Exactly as written, please set down all of the entries again, with no pictures.

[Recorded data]
-=-=-=-=-

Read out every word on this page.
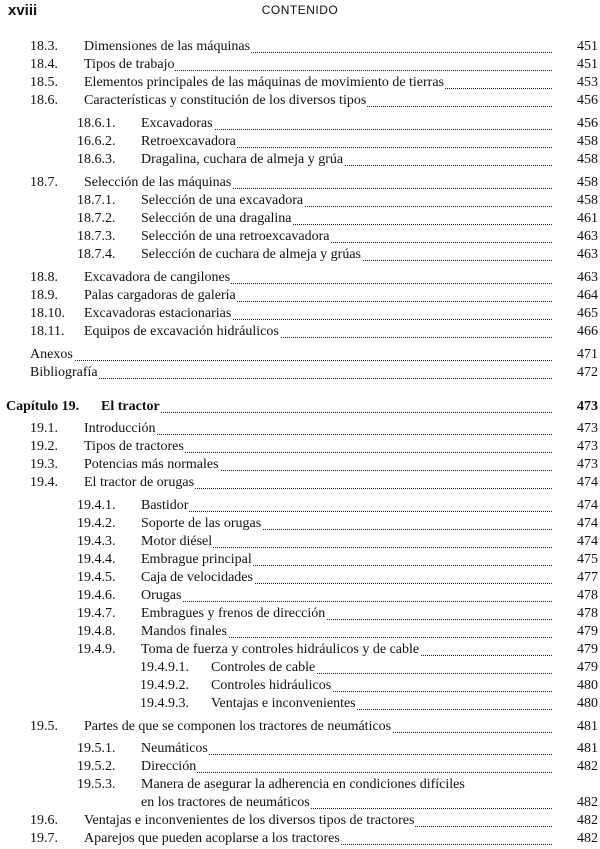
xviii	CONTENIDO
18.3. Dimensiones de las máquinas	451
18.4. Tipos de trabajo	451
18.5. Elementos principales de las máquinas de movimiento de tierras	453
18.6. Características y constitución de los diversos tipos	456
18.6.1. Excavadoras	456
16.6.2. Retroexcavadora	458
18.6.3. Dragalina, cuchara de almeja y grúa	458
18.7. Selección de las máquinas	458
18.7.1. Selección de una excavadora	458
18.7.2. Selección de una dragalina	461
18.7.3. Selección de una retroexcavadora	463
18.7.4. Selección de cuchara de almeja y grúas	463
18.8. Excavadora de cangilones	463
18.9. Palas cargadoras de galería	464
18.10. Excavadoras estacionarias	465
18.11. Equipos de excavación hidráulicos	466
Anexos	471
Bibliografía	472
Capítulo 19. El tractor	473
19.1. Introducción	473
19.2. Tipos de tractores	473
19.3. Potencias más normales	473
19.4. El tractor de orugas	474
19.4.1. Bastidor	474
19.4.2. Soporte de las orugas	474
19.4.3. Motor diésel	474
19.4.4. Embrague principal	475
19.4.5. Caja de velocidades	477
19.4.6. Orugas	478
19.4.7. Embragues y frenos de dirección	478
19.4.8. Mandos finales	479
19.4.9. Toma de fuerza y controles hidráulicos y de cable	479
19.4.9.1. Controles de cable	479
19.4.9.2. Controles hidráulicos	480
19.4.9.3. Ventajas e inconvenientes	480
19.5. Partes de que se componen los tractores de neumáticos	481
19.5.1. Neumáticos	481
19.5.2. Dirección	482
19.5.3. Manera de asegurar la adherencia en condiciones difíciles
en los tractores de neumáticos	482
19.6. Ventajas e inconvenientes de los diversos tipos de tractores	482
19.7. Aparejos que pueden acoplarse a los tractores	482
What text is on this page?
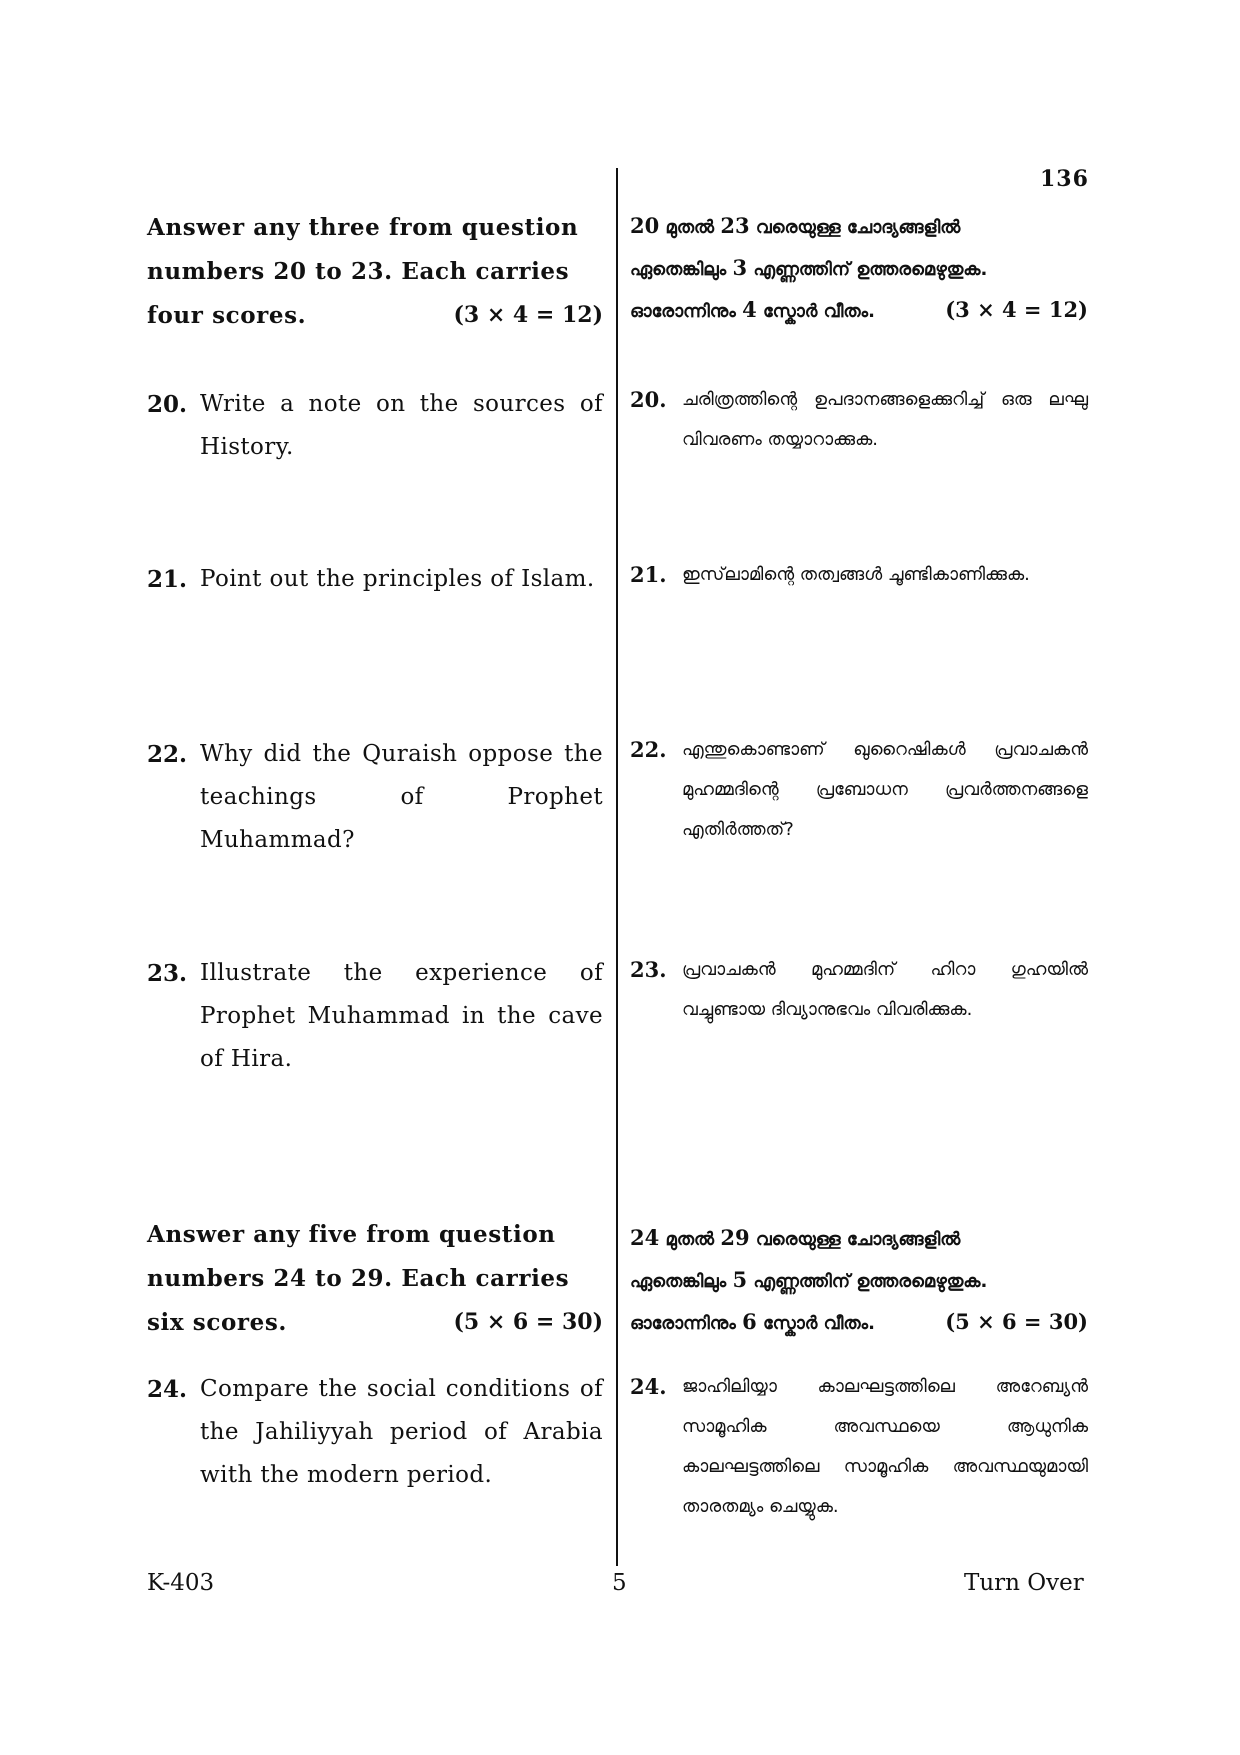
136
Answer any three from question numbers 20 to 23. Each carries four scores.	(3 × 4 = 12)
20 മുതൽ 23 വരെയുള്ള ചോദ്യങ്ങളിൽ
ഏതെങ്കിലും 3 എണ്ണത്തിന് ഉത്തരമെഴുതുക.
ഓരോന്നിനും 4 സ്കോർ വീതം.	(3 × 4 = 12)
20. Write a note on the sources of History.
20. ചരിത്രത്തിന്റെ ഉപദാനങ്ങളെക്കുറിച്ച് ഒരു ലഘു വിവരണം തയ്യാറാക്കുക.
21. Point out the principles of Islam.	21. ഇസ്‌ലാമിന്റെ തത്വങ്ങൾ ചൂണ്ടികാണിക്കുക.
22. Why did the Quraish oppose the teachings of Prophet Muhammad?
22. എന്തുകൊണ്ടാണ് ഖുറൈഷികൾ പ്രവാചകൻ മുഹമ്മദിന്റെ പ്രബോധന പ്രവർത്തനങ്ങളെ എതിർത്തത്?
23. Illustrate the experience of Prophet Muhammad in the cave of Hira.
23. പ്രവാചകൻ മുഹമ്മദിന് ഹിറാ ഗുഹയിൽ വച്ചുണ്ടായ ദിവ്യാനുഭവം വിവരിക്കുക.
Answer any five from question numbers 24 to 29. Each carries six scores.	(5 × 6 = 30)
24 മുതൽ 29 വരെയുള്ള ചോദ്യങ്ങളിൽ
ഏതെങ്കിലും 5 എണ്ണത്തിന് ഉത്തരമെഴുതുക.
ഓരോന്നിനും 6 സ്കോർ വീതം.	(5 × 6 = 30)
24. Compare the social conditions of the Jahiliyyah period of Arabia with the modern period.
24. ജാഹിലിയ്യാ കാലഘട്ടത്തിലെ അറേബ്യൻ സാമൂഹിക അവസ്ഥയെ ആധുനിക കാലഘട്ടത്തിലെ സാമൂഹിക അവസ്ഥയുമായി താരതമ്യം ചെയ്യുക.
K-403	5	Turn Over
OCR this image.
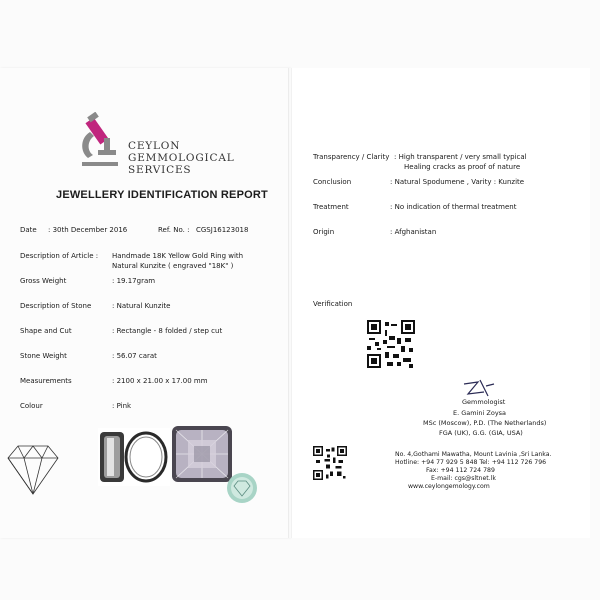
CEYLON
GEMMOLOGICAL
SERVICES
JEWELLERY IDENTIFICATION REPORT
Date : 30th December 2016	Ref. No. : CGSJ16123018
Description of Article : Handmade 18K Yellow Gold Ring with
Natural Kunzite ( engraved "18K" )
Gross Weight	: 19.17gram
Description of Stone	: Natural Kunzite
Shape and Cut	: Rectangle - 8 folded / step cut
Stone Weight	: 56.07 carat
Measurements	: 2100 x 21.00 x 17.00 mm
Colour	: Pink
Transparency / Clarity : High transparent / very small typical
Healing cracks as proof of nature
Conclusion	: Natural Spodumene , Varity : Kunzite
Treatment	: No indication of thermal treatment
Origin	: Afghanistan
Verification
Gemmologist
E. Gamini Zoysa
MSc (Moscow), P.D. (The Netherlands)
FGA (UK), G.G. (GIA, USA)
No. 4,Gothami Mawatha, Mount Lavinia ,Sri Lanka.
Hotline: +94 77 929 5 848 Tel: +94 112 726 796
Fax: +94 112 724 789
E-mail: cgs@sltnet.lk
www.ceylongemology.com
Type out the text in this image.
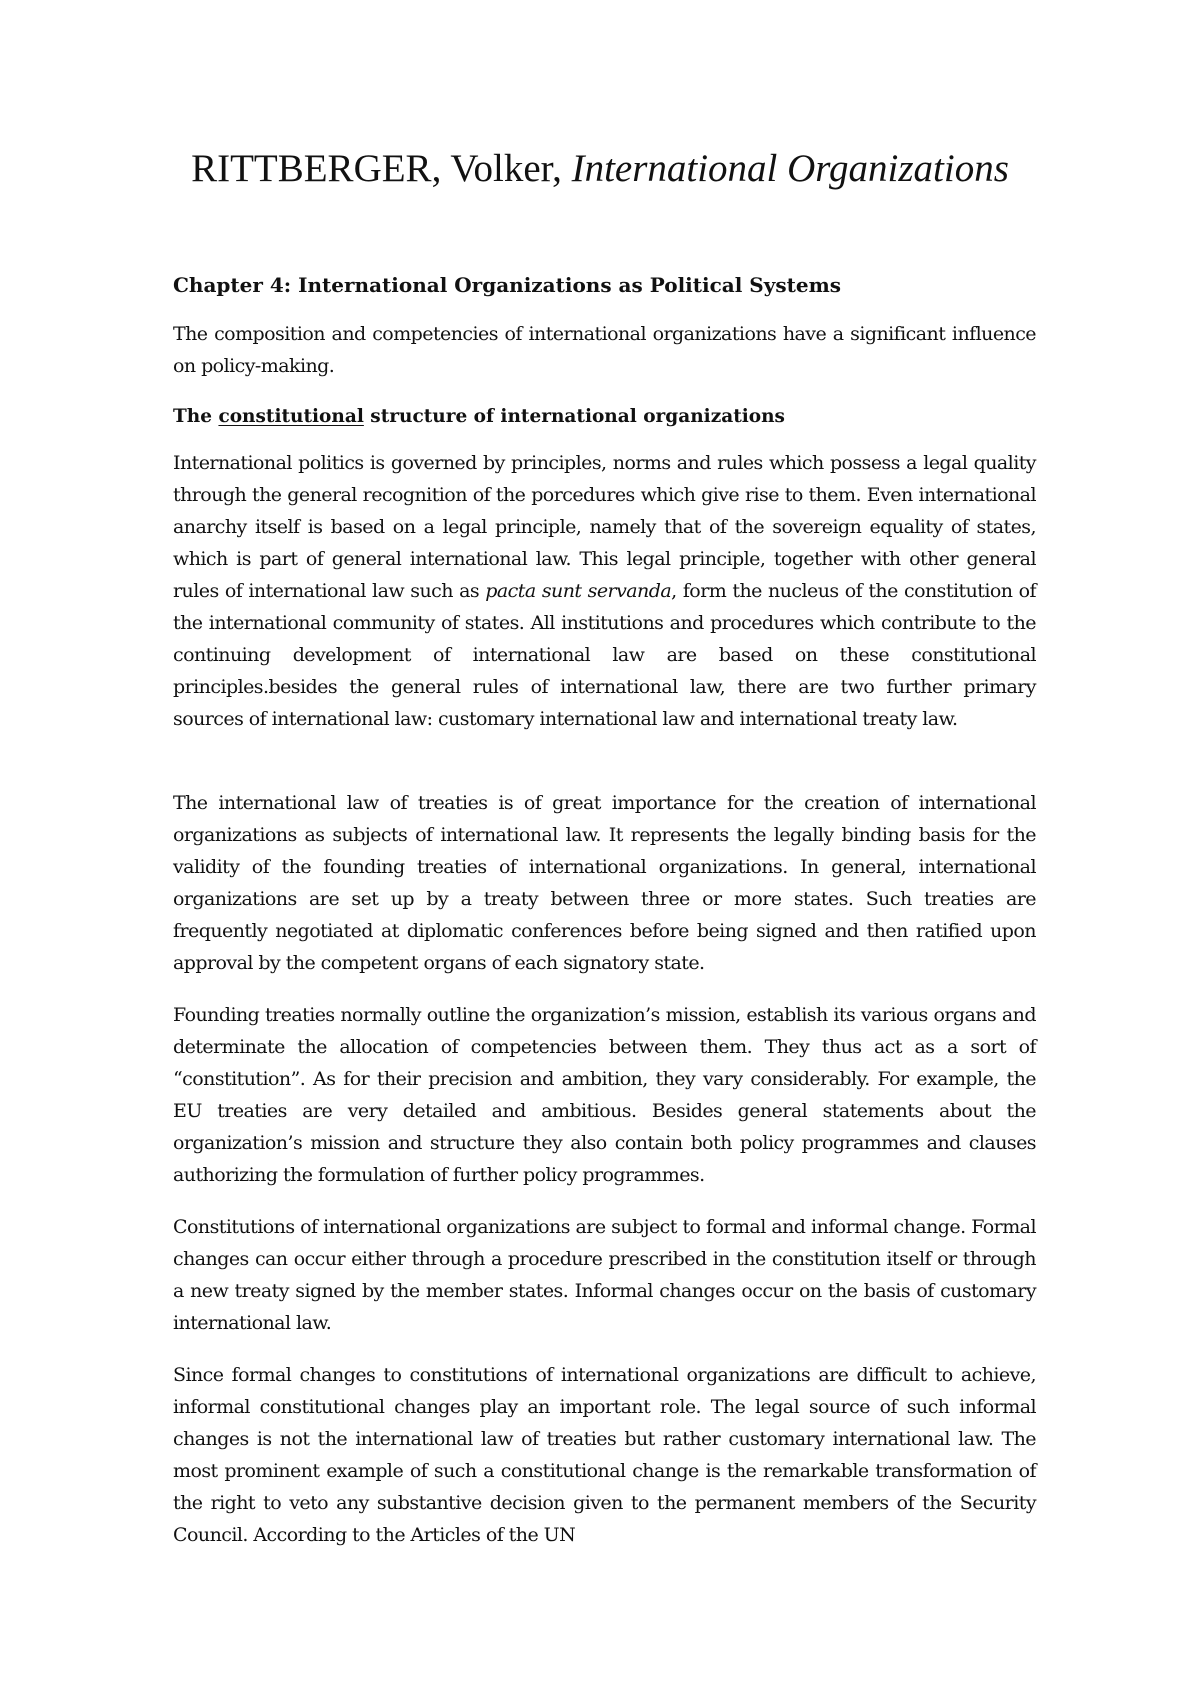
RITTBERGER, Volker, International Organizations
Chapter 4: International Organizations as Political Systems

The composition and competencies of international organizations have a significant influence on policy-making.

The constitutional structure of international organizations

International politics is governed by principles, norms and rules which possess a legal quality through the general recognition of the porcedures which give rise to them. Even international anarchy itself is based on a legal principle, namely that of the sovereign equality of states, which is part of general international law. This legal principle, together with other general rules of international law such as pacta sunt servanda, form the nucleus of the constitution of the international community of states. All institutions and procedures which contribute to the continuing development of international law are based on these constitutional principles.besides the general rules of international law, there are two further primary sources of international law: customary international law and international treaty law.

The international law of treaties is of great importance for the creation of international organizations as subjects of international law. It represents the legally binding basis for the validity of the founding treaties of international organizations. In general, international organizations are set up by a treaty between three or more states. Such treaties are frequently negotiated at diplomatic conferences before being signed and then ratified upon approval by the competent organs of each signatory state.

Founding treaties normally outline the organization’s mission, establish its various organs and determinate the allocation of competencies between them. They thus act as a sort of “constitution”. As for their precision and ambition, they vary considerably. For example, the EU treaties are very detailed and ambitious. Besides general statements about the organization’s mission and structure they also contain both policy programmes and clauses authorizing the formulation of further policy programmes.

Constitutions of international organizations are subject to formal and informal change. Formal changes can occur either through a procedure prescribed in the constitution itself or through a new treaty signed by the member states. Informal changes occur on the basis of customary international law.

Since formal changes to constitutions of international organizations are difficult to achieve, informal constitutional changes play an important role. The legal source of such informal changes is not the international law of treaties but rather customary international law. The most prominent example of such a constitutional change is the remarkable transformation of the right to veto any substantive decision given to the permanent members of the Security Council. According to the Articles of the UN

-=-=-=-=-

→ Full response:
Read out every word on this page.
xviii	CONTENIDO
18.3. Dimensiones de las máquinas	451
18.4. Tipos de trabajo	451
18.5. Elementos principales de las máquinas de movimiento de tierras	453
18.6. Características y constitución de los diversos tipos	456
18.6.1. Excavadoras	456
16.6.2. Retroexcavadora	458
18.6.3. Dragalina, cuchara de almeja y grúa	458
18.7. Selección de las máquinas	458
18.7.1. Selección de una excavadora	458
18.7.2. Selección de una dragalina	461
18.7.3. Selección de una retroexcavadora	463
18.7.4. Selección de cuchara de almeja y grúas	463
18.8. Excavadora de cangilones	463
18.9. Palas cargadoras de galería	464
18.10. Excavadoras estacionarias	465
18.11. Equipos de excavación hidráulicos	466
Anexos	471
Bibliografía	472
Capítulo 19. El tractor	473
19.1. Introducción	473
19.2. Tipos de tractores	473
19.3. Potencias más normales	473
19.4. El tractor de orugas	474
19.4.1. Bastidor	474
19.4.2. Soporte de las orugas	474
19.4.3. Motor diésel	474
19.4.4. Embrague principal	475
19.4.5. Caja de velocidades	477
19.4.6. Orugas	478
19.4.7. Embragues y frenos de dirección	478
19.4.8. Mandos finales	479
19.4.9. Toma de fuerza y controles hidráulicos y de cable	479
19.4.9.1. Controles de cable	479
19.4.9.2. Controles hidráulicos	480
19.4.9.3. Ventajas e inconvenientes	480
19.5. Partes de que se componen los tractores de neumáticos	481
19.5.1. Neumáticos	481
19.5.2. Dirección	482
19.5.3. Manera de asegurar la adherencia en condiciones difíciles
en los tractores de neumáticos	482
19.6. Ventajas e inconvenientes de los diversos tipos de tractores	482
19.7. Aparejos que pueden acoplarse a los tractores	482
What text is on this page?
136
Answer any three from question numbers 20 to 23. Each carries four scores.	(3 × 4 = 12)
20 മുതൽ 23 വരെയുള്ള ചോദ്യങ്ങളിൽ
ഏതെങ്കിലും 3 എണ്ണത്തിന് ഉത്തരമെഴുതുക.
ഓരോന്നിനും 4 സ്കോർ വീതം.	(3 × 4 = 12)
20. Write a note on the sources of History.
20. ചരിത്രത്തിന്റെ ഉപദാനങ്ങളെക്കുറിച്ച് ഒരു ലഘു വിവരണം തയ്യാറാക്കുക.
21. Point out the principles of Islam.	21. ഇസ്‌ലാമിന്റെ തത്വങ്ങൾ ചൂണ്ടികാണിക്കുക.
22. Why did the Quraish oppose the teachings of Prophet Muhammad?
22. എന്തുകൊണ്ടാണ് ഖുറൈഷികൾ പ്രവാചകൻ മുഹമ്മദിന്റെ പ്രബോധന പ്രവർത്തനങ്ങളെ എതിർത്തത്?
23. Illustrate the experience of Prophet Muhammad in the cave of Hira.
23. പ്രവാചകൻ മുഹമ്മദിന് ഹിറാ ഗുഹയിൽ വച്ചുണ്ടായ ദിവ്യാനുഭവം വിവരിക്കുക.
Answer any five from question numbers 24 to 29. Each carries six scores.	(5 × 6 = 30)
24 മുതൽ 29 വരെയുള്ള ചോദ്യങ്ങളിൽ
ഏതെങ്കിലും 5 എണ്ണത്തിന് ഉത്തരമെഴുതുക.
ഓരോന്നിനും 6 സ്കോർ വീതം.	(5 × 6 = 30)
24. Compare the social conditions of the Jahiliyyah period of Arabia with the modern period.
24. ജാഹിലിയ്യാ കാലഘട്ടത്തിലെ അറേബ്യൻ സാമൂഹിക അവസ്ഥയെ ആധുനിക കാലഘട്ടത്തിലെ സാമൂഹിക അവസ്ഥയുമായി താരതമ്യം ചെയ്യുക.
K-403	5	Turn Over
OCR this image.
CEYLON
GEMMOLOGICAL
SERVICES
JEWELLERY IDENTIFICATION REPORT
Date : 30th December 2016	Ref. No. : CGSJ16123018
Description of Article : Handmade 18K Yellow Gold Ring with
Natural Kunzite ( engraved "18K" )
Gross Weight	: 19.17gram
Description of Stone	: Natural Kunzite
Shape and Cut	: Rectangle - 8 folded / step cut
Stone Weight	: 56.07 carat
Measurements	: 2100 x 21.00 x 17.00 mm
Colour	: Pink
Transparency / Clarity : High transparent / very small typical
Healing cracks as proof of nature
Conclusion	: Natural Spodumene , Varity : Kunzite
Treatment	: No indication of thermal treatment
Origin	: Afghanistan
Verification
Gemmologist
E. Gamini Zoysa
MSc (Moscow), P.D. (The Netherlands)
FGA (UK), G.G. (GIA, USA)
No. 4,Gothami Mawatha, Mount Lavinia ,Sri Lanka.
Hotline: +94 77 929 5 848 Tel: +94 112 726 796
Fax: +94 112 724 789
E-mail: cgs@sltnet.lk
www.ceylongemology.com
Type out the text in this image.
RITTBERGER, Volker, International Organizations
Chapter 4: International Organizations as Political Systems

The composition and competencies of international organizations have a significant influence on policy-making.

The constitutional structure of international organizations

International politics is governed by principles, norms and rules which possess a legal quality through the general recognition of the porcedures which give rise to them. Even international anarchy itself is based on a legal principle, namely that of the sovereign equality of states, which is part of general international law. This legal principle, together with other general rules of international law such as pacta sunt servanda, form the nucleus of the constitution of the international community of states. All institutions and procedures which contribute to the continuing development of international law are based on these constitutional principles.besides the general rules of international law, there are two further primary sources of international law: customary international law and international treaty law.

The international law of treaties is of great importance for the creation of international organizations as subjects of international law. It represents the legally binding basis for the validity of the founding treaties of international organizations. In general, international organizations are set up by a treaty between three or more states. Such treaties are frequently negotiated at diplomatic conferences before being signed and then ratified upon approval by the competent organs of each signatory state.

Founding treaties normally outline the organization’s mission, establish its various organs and determinate the allocation of competencies between them. They thus act as a sort of “constitution”. As for their precision and ambition, they vary considerably. For example, the EU treaties are very detailed and ambitious. Besides general statements about the organization’s mission and structure they also contain both policy programmes and clauses authorizing the formulation of further policy programmes.

Constitutions of international organizations are subject to formal and informal change. Formal changes can occur either through a procedure prescribed in the constitution itself or through a new treaty signed by the member states. Informal changes occur on the basis of customary international law.

Since formal changes to constitutions of international organizations are difficult to achieve, informal constitutional changes play an important role. The legal source of such informal changes is not the international law of treaties but rather customary international law. The most prominent example of such a constitutional change is the remarkable transformation of the right to veto any substantive decision given to the permanent members of the Security Council. According to the Articles of the UN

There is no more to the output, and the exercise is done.